Scan the data below and pick out the lines containing the word "technological".
==== Extracted material ====
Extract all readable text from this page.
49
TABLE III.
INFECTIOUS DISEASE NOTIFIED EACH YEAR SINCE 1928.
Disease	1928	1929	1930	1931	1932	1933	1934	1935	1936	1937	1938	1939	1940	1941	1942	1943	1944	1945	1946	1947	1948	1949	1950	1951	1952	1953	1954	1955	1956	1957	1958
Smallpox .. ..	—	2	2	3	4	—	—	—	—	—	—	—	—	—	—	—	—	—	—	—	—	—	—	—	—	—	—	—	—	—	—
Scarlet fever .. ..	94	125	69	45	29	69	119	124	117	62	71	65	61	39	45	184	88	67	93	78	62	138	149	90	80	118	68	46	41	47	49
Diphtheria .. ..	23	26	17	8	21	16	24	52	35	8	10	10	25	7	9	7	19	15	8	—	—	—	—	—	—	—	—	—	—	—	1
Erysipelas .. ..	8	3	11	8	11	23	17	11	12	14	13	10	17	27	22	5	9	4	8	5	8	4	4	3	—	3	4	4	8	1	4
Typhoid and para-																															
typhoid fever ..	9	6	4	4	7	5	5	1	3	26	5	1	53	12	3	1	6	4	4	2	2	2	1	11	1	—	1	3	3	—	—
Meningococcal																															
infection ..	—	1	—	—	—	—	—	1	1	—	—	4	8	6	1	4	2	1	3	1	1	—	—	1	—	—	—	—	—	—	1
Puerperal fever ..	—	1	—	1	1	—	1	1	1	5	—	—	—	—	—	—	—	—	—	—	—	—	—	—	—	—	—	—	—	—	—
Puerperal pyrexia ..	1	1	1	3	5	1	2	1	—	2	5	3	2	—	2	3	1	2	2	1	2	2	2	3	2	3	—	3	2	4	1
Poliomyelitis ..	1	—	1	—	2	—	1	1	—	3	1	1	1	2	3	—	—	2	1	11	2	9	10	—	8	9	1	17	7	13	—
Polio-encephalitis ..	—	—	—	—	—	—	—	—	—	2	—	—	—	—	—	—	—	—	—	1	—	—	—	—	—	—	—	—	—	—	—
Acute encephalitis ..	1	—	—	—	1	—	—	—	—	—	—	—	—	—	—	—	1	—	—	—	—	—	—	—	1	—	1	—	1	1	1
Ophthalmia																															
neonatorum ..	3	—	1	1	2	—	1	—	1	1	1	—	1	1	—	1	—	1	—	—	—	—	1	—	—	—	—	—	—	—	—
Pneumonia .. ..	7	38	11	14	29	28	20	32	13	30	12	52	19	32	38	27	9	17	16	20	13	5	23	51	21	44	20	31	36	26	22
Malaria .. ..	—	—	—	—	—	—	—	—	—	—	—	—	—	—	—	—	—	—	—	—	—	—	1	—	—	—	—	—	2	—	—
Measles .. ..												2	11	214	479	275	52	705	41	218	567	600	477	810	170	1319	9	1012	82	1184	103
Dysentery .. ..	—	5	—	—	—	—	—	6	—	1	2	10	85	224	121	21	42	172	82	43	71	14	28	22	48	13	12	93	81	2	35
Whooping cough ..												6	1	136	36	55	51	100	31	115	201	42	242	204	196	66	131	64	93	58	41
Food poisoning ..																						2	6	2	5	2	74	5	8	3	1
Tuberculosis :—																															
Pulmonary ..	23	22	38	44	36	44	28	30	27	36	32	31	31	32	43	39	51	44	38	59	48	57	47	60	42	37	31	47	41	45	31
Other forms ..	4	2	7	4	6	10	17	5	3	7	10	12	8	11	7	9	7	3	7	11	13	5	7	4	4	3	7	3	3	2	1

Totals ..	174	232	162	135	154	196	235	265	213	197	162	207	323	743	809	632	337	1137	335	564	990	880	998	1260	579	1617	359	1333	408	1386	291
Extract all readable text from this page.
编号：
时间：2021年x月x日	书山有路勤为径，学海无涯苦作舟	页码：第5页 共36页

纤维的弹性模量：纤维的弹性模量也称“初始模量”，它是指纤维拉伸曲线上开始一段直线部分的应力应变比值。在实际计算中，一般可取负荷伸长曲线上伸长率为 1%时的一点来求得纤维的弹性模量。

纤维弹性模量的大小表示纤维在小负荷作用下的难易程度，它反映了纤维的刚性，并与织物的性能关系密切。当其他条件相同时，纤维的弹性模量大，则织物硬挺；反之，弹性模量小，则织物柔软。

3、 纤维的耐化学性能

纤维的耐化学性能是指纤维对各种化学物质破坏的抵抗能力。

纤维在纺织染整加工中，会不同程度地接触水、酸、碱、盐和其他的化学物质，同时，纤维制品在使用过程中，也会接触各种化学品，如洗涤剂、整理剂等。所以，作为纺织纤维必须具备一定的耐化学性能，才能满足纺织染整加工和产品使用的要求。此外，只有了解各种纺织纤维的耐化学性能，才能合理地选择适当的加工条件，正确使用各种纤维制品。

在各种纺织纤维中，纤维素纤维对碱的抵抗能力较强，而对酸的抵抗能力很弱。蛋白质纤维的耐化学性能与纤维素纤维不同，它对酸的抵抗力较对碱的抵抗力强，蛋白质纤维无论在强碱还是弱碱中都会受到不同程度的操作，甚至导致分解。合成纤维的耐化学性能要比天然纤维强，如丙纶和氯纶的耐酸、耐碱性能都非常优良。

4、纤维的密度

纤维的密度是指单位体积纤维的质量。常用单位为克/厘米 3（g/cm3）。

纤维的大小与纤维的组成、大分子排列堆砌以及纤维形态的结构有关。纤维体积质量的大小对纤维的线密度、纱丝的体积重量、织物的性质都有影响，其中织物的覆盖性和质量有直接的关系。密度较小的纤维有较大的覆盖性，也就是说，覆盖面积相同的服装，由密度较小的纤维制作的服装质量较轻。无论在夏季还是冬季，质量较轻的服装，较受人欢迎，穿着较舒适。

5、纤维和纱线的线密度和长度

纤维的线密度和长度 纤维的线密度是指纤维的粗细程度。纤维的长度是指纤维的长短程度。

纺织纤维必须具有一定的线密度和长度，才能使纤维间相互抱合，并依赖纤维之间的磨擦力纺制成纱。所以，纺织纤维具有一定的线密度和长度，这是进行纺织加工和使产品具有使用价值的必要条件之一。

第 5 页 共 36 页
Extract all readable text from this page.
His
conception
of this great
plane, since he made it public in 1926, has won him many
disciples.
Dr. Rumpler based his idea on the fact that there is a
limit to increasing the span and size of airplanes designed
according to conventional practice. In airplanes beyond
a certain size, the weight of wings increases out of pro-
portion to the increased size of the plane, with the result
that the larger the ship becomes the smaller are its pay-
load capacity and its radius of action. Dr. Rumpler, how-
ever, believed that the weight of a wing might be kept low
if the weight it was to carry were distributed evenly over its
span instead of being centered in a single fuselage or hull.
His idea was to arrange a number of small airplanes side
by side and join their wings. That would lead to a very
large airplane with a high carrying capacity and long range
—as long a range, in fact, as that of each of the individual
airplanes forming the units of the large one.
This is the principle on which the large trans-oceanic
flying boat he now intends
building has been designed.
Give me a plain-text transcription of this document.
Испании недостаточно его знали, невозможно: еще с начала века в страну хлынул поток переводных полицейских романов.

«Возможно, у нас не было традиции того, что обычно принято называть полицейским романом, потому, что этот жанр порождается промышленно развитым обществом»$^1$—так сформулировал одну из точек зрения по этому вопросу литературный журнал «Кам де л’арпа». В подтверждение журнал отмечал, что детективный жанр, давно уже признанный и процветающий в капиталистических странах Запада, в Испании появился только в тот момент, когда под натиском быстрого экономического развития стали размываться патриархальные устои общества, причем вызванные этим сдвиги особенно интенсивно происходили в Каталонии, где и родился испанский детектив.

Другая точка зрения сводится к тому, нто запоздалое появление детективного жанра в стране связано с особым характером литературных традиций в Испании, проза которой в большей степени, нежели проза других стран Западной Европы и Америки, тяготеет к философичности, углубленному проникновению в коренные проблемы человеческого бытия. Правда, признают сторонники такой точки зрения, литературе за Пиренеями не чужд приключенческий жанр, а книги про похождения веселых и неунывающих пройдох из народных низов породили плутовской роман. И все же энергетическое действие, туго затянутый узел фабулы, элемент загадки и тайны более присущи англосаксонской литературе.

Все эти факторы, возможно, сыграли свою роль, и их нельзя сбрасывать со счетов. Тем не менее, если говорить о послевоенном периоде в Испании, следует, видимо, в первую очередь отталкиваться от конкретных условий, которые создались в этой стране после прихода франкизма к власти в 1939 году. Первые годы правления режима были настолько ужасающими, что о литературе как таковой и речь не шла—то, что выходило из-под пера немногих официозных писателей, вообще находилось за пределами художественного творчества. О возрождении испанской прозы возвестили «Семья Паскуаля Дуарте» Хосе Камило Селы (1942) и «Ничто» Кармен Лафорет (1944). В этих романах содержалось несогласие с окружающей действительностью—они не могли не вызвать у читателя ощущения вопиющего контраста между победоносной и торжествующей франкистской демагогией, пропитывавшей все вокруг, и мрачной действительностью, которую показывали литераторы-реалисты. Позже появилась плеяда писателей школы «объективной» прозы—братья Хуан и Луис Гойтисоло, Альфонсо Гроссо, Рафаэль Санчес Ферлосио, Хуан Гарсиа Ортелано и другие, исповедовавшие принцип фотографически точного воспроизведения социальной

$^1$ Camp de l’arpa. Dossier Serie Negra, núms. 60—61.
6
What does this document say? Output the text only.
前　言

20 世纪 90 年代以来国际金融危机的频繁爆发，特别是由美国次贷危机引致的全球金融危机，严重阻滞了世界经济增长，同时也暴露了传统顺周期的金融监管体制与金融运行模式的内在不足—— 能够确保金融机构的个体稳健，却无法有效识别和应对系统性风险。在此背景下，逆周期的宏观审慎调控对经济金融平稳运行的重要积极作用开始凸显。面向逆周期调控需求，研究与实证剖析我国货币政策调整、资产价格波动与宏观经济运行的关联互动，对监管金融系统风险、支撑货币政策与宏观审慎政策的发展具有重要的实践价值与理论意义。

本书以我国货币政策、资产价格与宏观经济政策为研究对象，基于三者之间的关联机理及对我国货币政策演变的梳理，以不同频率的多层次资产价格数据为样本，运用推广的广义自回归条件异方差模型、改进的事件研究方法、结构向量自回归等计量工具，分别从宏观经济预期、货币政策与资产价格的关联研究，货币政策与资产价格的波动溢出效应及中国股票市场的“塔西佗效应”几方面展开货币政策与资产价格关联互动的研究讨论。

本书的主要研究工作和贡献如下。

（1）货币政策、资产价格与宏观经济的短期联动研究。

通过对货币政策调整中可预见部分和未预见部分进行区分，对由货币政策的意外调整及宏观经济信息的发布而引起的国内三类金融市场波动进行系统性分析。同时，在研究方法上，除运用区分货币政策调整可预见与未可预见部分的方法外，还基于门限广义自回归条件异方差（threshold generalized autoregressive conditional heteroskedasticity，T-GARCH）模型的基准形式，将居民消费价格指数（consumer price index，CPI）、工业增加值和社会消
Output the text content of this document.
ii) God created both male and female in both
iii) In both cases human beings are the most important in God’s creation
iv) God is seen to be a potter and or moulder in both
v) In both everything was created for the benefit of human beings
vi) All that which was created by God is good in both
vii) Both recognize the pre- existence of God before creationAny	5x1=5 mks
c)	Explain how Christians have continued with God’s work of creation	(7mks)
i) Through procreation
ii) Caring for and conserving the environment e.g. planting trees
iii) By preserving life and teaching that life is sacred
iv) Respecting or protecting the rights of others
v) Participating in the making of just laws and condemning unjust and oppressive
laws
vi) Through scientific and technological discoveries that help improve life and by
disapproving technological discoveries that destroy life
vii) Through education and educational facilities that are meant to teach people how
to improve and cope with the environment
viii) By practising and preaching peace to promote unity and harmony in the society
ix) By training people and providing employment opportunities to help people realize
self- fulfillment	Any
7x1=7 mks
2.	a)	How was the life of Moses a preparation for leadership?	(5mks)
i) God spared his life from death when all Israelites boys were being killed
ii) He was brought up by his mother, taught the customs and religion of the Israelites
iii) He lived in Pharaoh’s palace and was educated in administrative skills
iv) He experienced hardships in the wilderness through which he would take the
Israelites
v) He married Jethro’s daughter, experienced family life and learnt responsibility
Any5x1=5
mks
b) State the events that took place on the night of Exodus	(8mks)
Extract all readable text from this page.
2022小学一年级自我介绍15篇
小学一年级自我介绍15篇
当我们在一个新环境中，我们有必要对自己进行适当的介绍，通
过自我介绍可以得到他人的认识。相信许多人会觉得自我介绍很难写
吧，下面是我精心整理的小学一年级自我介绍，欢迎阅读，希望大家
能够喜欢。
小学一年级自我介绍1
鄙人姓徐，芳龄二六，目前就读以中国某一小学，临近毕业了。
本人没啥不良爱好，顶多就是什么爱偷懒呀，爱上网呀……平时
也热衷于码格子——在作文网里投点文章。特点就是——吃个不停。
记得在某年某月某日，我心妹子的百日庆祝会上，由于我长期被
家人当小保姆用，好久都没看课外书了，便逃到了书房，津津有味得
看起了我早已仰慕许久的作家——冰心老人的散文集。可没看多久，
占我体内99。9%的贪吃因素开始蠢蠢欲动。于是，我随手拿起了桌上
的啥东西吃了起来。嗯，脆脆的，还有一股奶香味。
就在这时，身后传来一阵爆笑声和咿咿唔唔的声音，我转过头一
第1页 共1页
====
# Written reply
vi) Through scientific and technological discoveries that help improve life and by
disapproving technological discoveries that destroy life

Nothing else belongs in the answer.